[Do this]: Type out the records that follow, exactly as given.

Records from a data source:

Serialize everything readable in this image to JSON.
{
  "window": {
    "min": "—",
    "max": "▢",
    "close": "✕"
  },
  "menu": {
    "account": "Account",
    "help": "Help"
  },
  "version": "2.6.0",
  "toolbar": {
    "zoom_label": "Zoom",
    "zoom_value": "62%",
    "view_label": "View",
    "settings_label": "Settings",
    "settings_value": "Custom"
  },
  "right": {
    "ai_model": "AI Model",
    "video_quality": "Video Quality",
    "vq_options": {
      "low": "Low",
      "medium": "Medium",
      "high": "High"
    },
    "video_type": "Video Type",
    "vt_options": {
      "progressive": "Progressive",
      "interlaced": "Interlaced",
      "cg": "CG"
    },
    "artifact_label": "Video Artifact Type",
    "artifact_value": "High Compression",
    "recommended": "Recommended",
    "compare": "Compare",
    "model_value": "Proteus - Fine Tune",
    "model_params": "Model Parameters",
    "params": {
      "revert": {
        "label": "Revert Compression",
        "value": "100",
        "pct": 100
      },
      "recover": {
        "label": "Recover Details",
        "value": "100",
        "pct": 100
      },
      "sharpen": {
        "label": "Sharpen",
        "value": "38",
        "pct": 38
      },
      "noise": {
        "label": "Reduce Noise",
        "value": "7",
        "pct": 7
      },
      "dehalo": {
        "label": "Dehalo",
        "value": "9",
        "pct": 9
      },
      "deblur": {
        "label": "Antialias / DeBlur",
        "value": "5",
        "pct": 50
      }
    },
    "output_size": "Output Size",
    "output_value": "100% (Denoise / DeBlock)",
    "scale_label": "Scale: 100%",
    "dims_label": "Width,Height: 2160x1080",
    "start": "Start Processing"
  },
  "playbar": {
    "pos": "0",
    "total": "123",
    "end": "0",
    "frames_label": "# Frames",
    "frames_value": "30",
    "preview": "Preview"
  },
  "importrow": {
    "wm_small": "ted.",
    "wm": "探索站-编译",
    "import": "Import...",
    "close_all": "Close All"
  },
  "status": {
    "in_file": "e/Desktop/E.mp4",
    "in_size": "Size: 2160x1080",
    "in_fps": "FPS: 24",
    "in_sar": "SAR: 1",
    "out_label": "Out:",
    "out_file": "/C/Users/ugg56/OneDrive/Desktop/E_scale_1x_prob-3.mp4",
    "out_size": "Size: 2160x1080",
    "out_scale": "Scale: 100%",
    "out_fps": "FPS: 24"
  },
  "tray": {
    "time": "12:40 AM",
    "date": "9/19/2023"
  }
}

[Exercise result]:
Serialize everything readable in this image to JSON.
{
  "window": {
    "min": "—",
    "max": "▢",
    "close": "✕"
  },
  "menu": {
    "account": "Account",
    "help": "Help"
  },
  "version": "2.6.0",
  "toolbar": {
    "zoom_label": "Zoom",
    "zoom_value": "62%",
    "view_label": "View",
    "settings_label": "Settings",
    "settings_value": "Custom"
  },
  "right": {
    "ai_model": "AI Model",
    "video_quality": "Video Quality",
    "vq_options": {
      "low": "Low",
      "medium": "Medium",
      "high": "High"
    },
    "video_type": "Video Type",
    "vt_options": {
      "progressive": "Progressive",
      "interlaced": "Interlaced",
      "cg": "CG"
    },
    "artifact_label": "Video Artifact Type",
    "artifact_value": "High Compression",
    "recommended": "Recommended",
    "compare": "Compare",
    "model_value": "Proteus - Fine Tune",
    "model_params": "Model Parameters",
    "params": {
      "revert": {
        "label": "Revert Compression",
        "value": "100",
        "pct": 100
      },
      "recover": {
        "label": "Recover Details",
        "value": "100",
        "pct": 100
      },
      "sharpen": {
        "label": "Sharpen",
        "value": "38",
        "pct": 38
      },
      "noise": {
        "label": "Reduce Noise",
        "value": "7",
        "pct": 7
      },
      "dehalo": {
        "label": "Dehalo",
        "value": "9",
        "pct": 9
      },
      "deblur": {
        "label": "Antialias / DeBlur",
        "value": "5",
        "pct": 50
      }
    },
    "output_size": "Output Size",
    "output_value": "100% (Denoise / DeBlock)",
    "scale_label": "Scale: 100%",
    "dims_label": "Width,Height: 2160x1080",
    "start": "Start Processing"
  },
  "playbar": {
    "pos": "0",
    "total": "123",
    "end": "0",
    "frames_label": "# Frames",
    "frames_value": "30",
    "preview": "Preview"
  },
  "importrow": {
    "wm_small": "ted.",
    "wm": "探索站-编译",
    "import": "Import...",
    "close_all": "Close All"
  },
  "status": {
    "in_file": "e/Desktop/E.mp4",
    "in_size": "Size: 2160x1080",
    "in_fps": "FPS: 24",
    "in_sar": "SAR: 1",
    "out_label": "Out:",
    "out_file": "/C/Users/ugg56/OneDrive/Desktop/E_scale_1x_prob-3.mp4",
    "out_size": "Size: 2160x1080",
    "out_scale": "Scale: 100%",
    "out_fps": "FPS: 24"
  },
  "tray": {
    "time": "12:40 AM",
    "date": "9/19/2023"
  }
}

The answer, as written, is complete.